Rows from a dataset
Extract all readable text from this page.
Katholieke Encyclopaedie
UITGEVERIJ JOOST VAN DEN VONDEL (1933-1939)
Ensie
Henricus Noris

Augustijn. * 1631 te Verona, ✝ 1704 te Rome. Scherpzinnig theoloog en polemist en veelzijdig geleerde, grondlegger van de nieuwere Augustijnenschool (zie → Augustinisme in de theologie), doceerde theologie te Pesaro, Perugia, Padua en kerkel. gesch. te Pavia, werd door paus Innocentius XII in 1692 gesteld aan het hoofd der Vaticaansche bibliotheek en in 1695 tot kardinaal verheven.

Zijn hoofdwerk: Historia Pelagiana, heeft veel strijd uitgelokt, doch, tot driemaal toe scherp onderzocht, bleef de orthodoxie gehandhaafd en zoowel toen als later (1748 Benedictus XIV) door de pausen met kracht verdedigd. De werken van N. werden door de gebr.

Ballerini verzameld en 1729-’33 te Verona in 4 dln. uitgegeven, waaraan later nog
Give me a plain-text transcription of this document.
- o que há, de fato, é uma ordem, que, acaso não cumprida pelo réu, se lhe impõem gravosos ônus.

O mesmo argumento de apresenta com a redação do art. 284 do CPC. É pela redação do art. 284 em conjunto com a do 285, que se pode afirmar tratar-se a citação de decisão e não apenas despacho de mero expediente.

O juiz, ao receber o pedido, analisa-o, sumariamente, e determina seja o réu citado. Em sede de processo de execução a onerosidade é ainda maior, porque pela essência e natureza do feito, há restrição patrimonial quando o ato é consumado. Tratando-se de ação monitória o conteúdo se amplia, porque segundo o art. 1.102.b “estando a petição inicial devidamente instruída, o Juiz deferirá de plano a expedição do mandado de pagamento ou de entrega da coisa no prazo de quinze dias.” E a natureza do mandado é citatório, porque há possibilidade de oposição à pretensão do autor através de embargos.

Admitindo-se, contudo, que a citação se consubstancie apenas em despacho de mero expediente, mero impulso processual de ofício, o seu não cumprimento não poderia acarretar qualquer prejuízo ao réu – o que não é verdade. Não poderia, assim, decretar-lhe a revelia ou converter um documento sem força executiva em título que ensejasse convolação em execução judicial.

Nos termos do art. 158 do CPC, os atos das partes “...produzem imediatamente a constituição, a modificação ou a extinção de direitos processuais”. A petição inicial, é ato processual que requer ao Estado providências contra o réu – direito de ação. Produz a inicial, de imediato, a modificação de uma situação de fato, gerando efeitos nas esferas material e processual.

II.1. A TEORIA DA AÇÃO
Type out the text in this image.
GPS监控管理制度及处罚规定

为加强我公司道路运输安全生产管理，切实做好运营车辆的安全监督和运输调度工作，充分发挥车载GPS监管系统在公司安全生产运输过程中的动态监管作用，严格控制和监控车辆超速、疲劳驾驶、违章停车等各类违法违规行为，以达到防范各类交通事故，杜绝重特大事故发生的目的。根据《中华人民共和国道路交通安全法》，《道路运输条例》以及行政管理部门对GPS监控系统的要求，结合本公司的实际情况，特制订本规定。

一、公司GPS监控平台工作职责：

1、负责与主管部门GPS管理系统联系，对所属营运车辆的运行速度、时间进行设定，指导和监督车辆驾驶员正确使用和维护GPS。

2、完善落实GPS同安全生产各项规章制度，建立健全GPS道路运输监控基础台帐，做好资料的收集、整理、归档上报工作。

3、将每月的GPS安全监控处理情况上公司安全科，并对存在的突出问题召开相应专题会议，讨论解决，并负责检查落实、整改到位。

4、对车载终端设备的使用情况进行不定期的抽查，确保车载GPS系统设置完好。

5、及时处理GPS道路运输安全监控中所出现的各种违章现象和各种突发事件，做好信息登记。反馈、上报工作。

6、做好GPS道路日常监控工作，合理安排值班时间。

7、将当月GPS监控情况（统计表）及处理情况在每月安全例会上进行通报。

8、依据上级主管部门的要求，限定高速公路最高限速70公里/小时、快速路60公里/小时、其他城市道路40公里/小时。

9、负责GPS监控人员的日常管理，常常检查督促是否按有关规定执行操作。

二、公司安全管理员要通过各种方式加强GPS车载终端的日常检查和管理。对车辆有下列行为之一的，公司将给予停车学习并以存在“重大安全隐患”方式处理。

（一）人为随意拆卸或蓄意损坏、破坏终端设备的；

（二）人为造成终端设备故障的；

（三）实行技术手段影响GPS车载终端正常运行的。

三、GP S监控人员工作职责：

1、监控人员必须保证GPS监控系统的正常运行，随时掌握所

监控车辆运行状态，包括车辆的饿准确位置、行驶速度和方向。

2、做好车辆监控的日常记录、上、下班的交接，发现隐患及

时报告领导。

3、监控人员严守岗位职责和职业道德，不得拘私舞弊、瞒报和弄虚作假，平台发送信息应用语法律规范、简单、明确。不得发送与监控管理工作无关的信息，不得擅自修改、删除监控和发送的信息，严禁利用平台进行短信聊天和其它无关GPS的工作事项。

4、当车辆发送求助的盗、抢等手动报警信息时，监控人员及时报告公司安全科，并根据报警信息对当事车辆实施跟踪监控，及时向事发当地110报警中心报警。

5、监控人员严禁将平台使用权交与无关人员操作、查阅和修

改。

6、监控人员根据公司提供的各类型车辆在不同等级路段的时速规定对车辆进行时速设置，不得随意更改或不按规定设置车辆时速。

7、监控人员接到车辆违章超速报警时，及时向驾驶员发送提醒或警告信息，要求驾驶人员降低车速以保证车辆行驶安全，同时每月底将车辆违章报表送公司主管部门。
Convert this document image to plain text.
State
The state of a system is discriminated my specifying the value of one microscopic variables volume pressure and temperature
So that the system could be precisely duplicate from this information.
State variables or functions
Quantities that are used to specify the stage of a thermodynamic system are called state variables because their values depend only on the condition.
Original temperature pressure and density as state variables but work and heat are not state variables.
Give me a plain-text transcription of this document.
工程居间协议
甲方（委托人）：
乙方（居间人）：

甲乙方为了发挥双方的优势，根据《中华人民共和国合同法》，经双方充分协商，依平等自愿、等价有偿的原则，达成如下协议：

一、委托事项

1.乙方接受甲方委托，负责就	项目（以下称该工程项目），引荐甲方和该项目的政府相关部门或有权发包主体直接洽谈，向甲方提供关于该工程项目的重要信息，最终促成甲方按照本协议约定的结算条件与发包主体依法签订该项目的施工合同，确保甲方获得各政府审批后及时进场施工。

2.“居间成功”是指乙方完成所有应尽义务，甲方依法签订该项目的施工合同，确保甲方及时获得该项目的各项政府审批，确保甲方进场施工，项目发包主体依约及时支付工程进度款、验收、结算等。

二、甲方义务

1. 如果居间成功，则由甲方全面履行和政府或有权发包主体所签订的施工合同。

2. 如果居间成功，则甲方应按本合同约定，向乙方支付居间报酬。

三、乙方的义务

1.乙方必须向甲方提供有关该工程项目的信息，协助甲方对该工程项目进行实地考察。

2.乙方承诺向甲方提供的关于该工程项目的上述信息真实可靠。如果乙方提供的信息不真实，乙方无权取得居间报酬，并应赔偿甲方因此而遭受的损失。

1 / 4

● **Required task**
Give the material above again, word for word.

● **Result**
Extract all readable text from this page.
Katholieke Encyclopaedie
UITGEVERIJ JOOST VAN DEN VONDEL (1933-1939)
Ensie
Henricus Noris

Augustijn. * 1631 te Verona, ✝ 1704 te Rome. Scherpzinnig theoloog en polemist en veelzijdig geleerde, grondlegger van de nieuwere Augustijnenschool (zie → Augustinisme in de theologie), doceerde theologie te Pesaro, Perugia, Padua en kerkel. gesch. te Pavia, werd door paus Innocentius XII in 1692 gesteld aan het hoofd der Vaticaansche bibliotheek en in 1695 tot kardinaal verheven.

Zijn hoofdwerk: Historia Pelagiana, heeft veel strijd uitgelokt, doch, tot driemaal toe scherp onderzocht, bleef de orthodoxie gehandhaafd en zoowel toen als later (1748 Benedictus XIV) door de pausen met kracht verdedigd. De werken van N. werden door de gebr.

Ballerini verzameld en 1729-’33 te Verona in 4 dln. uitgegeven, waaraan later nog
Give me a plain-text transcription of this document.
- o que há, de fato, é uma ordem, que, acaso não cumprida pelo réu, se lhe impõem gravosos ônus.

O mesmo argumento de apresenta com a redação do art. 284 do CPC. É pela redação do art. 284 em conjunto com a do 285, que se pode afirmar tratar-se a citação de decisão e não apenas despacho de mero expediente.

O juiz, ao receber o pedido, analisa-o, sumariamente, e determina seja o réu citado. Em sede de processo de execução a onerosidade é ainda maior, porque pela essência e natureza do feito, há restrição patrimonial quando o ato é consumado. Tratando-se de ação monitória o conteúdo se amplia, porque segundo o art. 1.102.b “estando a petição inicial devidamente instruída, o Juiz deferirá de plano a expedição do mandado de pagamento ou de entrega da coisa no prazo de quinze dias.” E a natureza do mandado é citatório, porque há possibilidade de oposição à pretensão do autor através de embargos.

Admitindo-se, contudo, que a citação se consubstancie apenas em despacho de mero expediente, mero impulso processual de ofício, o seu não cumprimento não poderia acarretar qualquer prejuízo ao réu – o que não é verdade. Não poderia, assim, decretar-lhe a revelia ou converter um documento sem força executiva em título que ensejasse convolação em execução judicial.

Nos termos do art. 158 do CPC, os atos das partes “...produzem imediatamente a constituição, a modificação ou a extinção de direitos processuais”. A petição inicial, é ato processual que requer ao Estado providências contra o réu – direito de ação. Produz a inicial, de imediato, a modificação de uma situação de fato, gerando efeitos nas esferas material e processual.

II.1. A TEORIA DA AÇÃO
Type out the text in this image.
GPS监控管理制度及处罚规定

为加强我公司道路运输安全生产管理，切实做好运营车辆的安全监督和运输调度工作，充分发挥车载GPS监管系统在公司安全生产运输过程中的动态监管作用，严格控制和监控车辆超速、疲劳驾驶、违章停车等各类违法违规行为，以达到防范各类交通事故，杜绝重特大事故发生的目的。根据《中华人民共和国道路交通安全法》，《道路运输条例》以及行政管理部门对GPS监控系统的要求，结合本公司的实际情况，特制订本规定。

一、公司GPS监控平台工作职责：

1、负责与主管部门GPS管理系统联系，对所属营运车辆的运行速度、时间进行设定，指导和监督车辆驾驶员正确使用和维护GPS。

2、完善落实GPS同安全生产各项规章制度，建立健全GPS道路运输监控基础台帐，做好资料的收集、整理、归档上报工作。

3、将每月的GPS安全监控处理情况上公司安全科，并对存在的突出问题召开相应专题会议，讨论解决，并负责检查落实、整改到位。

4、对车载终端设备的使用情况进行不定期的抽查，确保车载GPS系统设置完好。

5、及时处理GPS道路运输安全监控中所出现的各种违章现象和各种突发事件，做好信息登记。反馈、上报工作。

6、做好GPS道路日常监控工作，合理安排值班时间。

7、将当月GPS监控情况（统计表）及处理情况在每月安全例会上进行通报。

8、依据上级主管部门的要求，限定高速公路最高限速70公里/小时、快速路60公里/小时、其他城市道路40公里/小时。

9、负责GPS监控人员的日常管理，常常检查督促是否按有关规定执行操作。

二、公司安全管理员要通过各种方式加强GPS车载终端的日常检查和管理。对车辆有下列行为之一的，公司将给予停车学习并以存在“重大安全隐患”方式处理。

（一）人为随意拆卸或蓄意损坏、破坏终端设备的；

（二）人为造成终端设备故障的；

（三）实行技术手段影响GPS车载终端正常运行的。

三、GP S监控人员工作职责：

1、监控人员必须保证GPS监控系统的正常运行，随时掌握所

监控车辆运行状态，包括车辆的饿准确位置、行驶速度和方向。

2、做好车辆监控的日常记录、上、下班的交接，发现隐患及

时报告领导。

3、监控人员严守岗位职责和职业道德，不得拘私舞弊、瞒报和弄虚作假，平台发送信息应用语法律规范、简单、明确。不得发送与监控管理工作无关的信息，不得擅自修改、删除监控和发送的信息，严禁利用平台进行短信聊天和其它无关GPS的工作事项。

4、当车辆发送求助的盗、抢等手动报警信息时，监控人员及时报告公司安全科，并根据报警信息对当事车辆实施跟踪监控，及时向事发当地110报警中心报警。

5、监控人员严禁将平台使用权交与无关人员操作、查阅和修

改。

6、监控人员根据公司提供的各类型车辆在不同等级路段的时速规定对车辆进行时速设置，不得随意更改或不按规定设置车辆时速。

7、监控人员接到车辆违章超速报警时，及时向驾驶员发送提醒或警告信息，要求驾驶人员降低车速以保证车辆行驶安全，同时每月底将车辆违章报表送公司主管部门。
Convert this document image to plain text.
State
The state of a system is discriminated my specifying the value of one microscopic variables volume pressure and temperature
So that the system could be precisely duplicate from this information.
State variables or functions
Quantities that are used to specify the stage of a thermodynamic system are called state variables because their values depend only on the condition.
Original temperature pressure and density as state variables but work and heat are not state variables.
Give me a plain-text transcription of this document.
工程居间协议
甲方（委托人）：
乙方（居间人）：

甲乙方为了发挥双方的优势，根据《中华人民共和国合同法》，经双方充分协商，依平等自愿、等价有偿的原则，达成如下协议：

一、委托事项

1.乙方接受甲方委托，负责就	项目（以下称该工程项目），引荐甲方和该项目的政府相关部门或有权发包主体直接洽谈，向甲方提供关于该工程项目的重要信息，最终促成甲方按照本协议约定的结算条件与发包主体依法签订该项目的施工合同，确保甲方获得各政府审批后及时进场施工。

2.“居间成功”是指乙方完成所有应尽义务，甲方依法签订该项目的施工合同，确保甲方及时获得该项目的各项政府审批，确保甲方进场施工，项目发包主体依约及时支付工程进度款、验收、结算等。

二、甲方义务

1. 如果居间成功，则由甲方全面履行和政府或有权发包主体所签订的施工合同。

2. 如果居间成功，则甲方应按本合同约定，向乙方支付居间报酬。

三、乙方的义务

1.乙方必须向甲方提供有关该工程项目的信息，协助甲方对该工程项目进行实地考察。

2.乙方承诺向甲方提供的关于该工程项目的上述信息真实可靠。如果乙方提供的信息不真实，乙方无权取得居间报酬，并应赔偿甲方因此而遭受的损失。

1 / 4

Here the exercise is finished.